▸ Material supplied
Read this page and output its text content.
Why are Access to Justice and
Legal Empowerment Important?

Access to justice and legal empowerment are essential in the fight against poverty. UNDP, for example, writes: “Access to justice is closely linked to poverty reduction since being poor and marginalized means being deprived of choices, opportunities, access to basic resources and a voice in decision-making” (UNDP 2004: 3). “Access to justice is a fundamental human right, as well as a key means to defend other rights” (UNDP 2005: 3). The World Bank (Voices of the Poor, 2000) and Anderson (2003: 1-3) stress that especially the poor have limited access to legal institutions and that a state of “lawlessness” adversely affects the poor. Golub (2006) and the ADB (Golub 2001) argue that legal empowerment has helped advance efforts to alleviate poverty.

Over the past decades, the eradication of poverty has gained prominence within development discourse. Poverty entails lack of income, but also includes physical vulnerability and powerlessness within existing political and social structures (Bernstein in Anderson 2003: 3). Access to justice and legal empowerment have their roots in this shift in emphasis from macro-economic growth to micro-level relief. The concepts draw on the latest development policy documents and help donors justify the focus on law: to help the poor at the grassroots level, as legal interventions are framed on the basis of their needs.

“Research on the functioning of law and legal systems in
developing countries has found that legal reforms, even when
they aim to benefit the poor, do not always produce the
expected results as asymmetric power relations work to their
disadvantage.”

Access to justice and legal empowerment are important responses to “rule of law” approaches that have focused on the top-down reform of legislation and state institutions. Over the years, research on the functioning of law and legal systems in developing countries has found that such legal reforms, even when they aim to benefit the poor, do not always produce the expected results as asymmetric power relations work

▸ What you should do
Extract each record, keeping it identical to the original.

▸ Solution for this task
Read this page and output its text content.
Why are Access to Justice and
Legal Empowerment Important?

Access to justice and legal empowerment are essential in the fight against poverty. UNDP, for example, writes: “Access to justice is closely linked to poverty reduction since being poor and marginalized means being deprived of choices, opportunities, access to basic resources and a voice in decision-making” (UNDP 2004: 3). “Access to justice is a fundamental human right, as well as a key means to defend other rights” (UNDP 2005: 3). The World Bank (Voices of the Poor, 2000) and Anderson (2003: 1-3) stress that especially the poor have limited access to legal institutions and that a state of “lawlessness” adversely affects the poor. Golub (2006) and the ADB (Golub 2001) argue that legal empowerment has helped advance efforts to alleviate poverty.

Over the past decades, the eradication of poverty has gained prominence within development discourse. Poverty entails lack of income, but also includes physical vulnerability and powerlessness within existing political and social structures (Bernstein in Anderson 2003: 3). Access to justice and legal empowerment have their roots in this shift in emphasis from macro-economic growth to micro-level relief. The concepts draw on the latest development policy documents and help donors justify the focus on law: to help the poor at the grassroots level, as legal interventions are framed on the basis of their needs.

“Research on the functioning of law and legal systems in
developing countries has found that legal reforms, even when
they aim to benefit the poor, do not always produce the
expected results as asymmetric power relations work to their
disadvantage.”

Access to justice and legal empowerment are important responses to “rule of law” approaches that have focused on the top-down reform of legislation and state institutions. Over the years, research on the functioning of law and legal systems in developing countries has found that such legal reforms, even when they aim to benefit the poor, do not always produce the expected results as asymmetric power relations work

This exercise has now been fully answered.